#### REQUIRED TASK:
Within the records below, find each line that holds the string "working", then copy it.

#### LISTED ENTRIES:
□ □ □

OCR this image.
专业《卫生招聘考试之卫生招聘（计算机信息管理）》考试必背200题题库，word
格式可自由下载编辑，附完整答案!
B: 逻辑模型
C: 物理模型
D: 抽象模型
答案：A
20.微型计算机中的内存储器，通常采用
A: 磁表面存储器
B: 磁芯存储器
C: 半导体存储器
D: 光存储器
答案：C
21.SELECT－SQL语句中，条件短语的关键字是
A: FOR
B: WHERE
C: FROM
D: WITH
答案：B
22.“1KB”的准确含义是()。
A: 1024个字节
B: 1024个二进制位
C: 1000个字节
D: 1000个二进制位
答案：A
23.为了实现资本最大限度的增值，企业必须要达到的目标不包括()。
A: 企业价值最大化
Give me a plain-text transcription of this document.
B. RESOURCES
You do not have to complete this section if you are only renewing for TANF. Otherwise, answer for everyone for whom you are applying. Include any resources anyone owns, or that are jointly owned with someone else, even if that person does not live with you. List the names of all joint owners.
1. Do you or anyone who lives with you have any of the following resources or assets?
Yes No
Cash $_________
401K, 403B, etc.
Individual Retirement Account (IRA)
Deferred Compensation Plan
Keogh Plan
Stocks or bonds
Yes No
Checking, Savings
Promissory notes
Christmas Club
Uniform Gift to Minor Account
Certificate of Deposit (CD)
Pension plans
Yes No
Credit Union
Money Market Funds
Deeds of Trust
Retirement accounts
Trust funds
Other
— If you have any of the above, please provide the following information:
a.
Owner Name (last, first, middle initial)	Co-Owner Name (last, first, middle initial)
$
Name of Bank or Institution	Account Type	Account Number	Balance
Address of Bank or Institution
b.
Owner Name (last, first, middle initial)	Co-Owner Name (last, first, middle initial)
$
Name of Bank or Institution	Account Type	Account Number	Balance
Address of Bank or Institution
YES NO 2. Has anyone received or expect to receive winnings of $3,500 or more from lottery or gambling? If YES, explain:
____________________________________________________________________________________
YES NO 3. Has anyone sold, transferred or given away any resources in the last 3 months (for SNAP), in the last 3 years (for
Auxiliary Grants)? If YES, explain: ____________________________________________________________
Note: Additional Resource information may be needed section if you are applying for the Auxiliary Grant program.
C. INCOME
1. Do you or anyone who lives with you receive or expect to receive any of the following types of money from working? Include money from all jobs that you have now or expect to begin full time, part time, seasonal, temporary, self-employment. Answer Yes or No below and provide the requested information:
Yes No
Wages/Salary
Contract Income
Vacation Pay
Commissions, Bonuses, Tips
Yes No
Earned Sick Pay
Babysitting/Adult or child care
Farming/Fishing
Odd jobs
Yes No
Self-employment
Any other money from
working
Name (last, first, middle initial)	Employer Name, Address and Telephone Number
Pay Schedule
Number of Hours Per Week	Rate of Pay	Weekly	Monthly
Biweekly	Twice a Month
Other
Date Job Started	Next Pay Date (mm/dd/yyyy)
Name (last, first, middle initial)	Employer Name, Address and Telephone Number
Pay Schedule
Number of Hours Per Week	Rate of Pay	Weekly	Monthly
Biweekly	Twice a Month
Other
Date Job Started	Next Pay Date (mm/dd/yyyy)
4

□ □ □

#### FINISHED ANSWER:
1. Do you or anyone who lives with you receive or expect to receive any of the following types of money from working? Include money from all jobs that you have now or expect to begin full time, part time, seasonal, temporary, self-employment. Answer Yes or No below and provide the requested information:
working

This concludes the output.